» **INFORMATION PROVIDED**
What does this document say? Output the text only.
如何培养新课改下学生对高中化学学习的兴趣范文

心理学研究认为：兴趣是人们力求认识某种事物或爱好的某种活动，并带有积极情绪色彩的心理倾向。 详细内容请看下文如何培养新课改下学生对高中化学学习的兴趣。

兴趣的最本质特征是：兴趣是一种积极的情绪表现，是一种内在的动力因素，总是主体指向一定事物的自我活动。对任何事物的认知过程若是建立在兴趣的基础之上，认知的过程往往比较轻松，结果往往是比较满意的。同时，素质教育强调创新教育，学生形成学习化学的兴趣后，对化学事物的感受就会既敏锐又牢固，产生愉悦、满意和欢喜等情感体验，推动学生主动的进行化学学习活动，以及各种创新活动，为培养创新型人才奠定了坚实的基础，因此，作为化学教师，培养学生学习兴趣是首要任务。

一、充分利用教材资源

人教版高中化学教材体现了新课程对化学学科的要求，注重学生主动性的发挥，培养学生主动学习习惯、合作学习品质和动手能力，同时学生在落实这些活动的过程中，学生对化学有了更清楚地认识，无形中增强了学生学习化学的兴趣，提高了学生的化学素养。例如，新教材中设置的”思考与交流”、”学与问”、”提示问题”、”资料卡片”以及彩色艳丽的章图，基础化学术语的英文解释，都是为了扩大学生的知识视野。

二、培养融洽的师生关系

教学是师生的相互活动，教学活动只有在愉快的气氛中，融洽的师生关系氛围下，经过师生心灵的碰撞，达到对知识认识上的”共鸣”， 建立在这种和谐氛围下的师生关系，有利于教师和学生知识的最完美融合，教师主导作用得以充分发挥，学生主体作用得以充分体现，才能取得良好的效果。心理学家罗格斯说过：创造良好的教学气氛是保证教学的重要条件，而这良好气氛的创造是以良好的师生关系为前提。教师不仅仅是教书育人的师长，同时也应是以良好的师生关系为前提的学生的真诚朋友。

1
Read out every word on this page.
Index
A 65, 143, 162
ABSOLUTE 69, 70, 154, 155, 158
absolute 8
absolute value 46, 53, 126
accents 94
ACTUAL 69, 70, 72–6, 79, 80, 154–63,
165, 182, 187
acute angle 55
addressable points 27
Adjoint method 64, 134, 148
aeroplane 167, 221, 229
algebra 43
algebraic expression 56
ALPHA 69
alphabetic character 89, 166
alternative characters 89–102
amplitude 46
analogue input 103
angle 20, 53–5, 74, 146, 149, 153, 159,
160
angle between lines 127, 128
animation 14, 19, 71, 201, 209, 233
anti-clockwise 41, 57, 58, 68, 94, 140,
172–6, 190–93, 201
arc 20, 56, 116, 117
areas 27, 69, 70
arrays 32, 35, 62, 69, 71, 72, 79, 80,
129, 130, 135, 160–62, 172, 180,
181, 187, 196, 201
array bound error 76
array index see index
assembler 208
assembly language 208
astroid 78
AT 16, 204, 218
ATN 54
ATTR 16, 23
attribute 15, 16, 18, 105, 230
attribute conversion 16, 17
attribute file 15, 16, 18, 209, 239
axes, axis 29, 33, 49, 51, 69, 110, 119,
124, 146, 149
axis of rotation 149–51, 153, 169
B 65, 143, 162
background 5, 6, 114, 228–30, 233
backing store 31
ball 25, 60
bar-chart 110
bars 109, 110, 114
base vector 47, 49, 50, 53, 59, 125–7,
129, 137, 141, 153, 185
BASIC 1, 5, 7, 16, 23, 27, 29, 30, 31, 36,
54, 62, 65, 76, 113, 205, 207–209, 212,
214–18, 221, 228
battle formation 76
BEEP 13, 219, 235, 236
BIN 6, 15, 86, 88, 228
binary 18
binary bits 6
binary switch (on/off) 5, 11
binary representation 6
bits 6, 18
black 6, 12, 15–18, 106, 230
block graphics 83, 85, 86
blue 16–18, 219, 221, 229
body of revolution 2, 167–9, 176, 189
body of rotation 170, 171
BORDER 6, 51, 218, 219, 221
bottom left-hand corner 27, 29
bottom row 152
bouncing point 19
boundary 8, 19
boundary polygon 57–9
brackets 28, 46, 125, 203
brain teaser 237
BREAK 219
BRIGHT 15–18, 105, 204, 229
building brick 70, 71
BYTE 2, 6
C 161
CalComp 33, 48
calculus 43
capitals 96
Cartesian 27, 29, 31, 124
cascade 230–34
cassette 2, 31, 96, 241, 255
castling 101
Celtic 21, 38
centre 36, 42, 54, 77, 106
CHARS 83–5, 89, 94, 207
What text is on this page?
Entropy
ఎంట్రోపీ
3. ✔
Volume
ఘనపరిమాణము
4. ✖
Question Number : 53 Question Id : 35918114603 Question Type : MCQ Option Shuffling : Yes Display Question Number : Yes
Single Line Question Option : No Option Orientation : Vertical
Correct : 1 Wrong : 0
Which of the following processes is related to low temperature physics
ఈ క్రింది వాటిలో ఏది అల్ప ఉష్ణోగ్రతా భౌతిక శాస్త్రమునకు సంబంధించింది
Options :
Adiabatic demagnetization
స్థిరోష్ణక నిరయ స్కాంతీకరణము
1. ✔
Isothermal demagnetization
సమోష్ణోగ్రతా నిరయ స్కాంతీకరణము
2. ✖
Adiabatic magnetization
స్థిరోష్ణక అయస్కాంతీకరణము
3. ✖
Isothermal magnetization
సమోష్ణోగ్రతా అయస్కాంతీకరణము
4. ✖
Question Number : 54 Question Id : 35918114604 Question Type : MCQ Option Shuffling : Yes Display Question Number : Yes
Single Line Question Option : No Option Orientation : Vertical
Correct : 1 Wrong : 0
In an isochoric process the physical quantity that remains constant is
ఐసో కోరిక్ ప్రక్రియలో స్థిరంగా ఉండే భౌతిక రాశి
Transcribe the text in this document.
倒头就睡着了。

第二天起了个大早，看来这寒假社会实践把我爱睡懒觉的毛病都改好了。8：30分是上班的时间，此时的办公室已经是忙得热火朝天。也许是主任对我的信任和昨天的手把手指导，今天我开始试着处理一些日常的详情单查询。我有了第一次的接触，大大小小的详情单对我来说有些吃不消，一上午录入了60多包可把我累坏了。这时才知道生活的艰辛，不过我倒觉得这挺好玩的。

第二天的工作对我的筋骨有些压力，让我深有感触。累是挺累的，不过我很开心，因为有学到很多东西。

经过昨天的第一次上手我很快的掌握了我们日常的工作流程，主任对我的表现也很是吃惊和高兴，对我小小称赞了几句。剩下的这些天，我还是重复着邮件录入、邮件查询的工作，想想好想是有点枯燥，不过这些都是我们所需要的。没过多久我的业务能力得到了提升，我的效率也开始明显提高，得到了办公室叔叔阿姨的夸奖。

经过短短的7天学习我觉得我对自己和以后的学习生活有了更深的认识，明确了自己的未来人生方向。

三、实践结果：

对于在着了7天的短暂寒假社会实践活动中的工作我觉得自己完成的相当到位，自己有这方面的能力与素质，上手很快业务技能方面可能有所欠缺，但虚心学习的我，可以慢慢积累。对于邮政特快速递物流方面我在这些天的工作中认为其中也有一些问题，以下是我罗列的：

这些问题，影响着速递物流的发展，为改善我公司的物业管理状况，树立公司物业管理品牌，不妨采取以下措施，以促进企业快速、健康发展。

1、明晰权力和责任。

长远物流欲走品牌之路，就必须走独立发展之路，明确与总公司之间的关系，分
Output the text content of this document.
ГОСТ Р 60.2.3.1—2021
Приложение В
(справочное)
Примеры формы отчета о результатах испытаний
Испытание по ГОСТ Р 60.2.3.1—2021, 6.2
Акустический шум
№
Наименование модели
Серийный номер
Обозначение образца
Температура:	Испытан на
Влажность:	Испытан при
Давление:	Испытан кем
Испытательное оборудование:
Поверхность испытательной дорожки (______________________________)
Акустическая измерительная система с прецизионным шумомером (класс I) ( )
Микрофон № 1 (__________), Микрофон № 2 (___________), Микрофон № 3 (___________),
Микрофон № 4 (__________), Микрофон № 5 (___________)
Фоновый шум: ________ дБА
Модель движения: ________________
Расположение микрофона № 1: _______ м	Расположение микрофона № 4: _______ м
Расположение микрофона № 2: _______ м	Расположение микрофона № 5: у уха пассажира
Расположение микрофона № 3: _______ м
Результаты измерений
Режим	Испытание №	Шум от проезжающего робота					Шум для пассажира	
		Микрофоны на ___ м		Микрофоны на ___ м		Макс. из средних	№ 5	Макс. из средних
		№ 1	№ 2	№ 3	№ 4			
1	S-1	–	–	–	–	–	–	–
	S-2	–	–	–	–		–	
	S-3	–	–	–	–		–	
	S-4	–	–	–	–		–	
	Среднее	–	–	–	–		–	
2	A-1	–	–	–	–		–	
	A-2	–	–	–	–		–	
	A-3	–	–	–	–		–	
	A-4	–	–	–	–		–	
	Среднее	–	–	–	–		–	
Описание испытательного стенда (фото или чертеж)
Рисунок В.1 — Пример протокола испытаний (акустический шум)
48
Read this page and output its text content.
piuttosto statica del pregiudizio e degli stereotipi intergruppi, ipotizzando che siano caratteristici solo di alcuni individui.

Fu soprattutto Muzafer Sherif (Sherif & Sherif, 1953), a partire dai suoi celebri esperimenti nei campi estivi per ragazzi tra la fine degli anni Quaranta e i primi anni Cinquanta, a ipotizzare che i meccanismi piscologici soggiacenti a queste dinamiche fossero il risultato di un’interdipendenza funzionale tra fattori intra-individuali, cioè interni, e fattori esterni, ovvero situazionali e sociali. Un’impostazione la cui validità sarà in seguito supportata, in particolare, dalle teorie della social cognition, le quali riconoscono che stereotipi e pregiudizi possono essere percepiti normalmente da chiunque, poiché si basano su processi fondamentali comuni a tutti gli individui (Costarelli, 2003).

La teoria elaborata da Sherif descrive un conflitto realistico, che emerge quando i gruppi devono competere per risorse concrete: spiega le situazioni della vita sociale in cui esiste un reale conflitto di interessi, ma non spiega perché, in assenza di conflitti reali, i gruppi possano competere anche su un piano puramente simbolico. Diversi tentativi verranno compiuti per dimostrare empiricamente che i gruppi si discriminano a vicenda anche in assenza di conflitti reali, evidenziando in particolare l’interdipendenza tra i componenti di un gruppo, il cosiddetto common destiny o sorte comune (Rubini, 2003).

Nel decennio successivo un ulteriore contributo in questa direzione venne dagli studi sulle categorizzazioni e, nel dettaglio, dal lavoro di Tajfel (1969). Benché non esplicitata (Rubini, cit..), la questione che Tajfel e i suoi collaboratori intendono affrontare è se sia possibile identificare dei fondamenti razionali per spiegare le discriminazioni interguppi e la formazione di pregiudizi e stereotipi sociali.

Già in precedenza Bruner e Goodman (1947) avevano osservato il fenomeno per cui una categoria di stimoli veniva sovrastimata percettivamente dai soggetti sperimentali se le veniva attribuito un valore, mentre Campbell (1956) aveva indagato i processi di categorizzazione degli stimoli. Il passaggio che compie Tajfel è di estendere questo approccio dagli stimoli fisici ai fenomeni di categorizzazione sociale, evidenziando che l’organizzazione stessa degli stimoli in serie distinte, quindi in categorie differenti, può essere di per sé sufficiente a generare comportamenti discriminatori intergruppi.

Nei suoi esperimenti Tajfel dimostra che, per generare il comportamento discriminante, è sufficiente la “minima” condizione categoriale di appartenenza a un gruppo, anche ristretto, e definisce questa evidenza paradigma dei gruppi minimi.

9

» **DIRECTIVE**
Check each line of the records above for the string "angle", and report every line that has it.

» **RESPONSE TO THE EXERCISE**
acute angle 55
angle 20, 53–5, 74, 146, 149, 153, 159,
angle between lines 127, 128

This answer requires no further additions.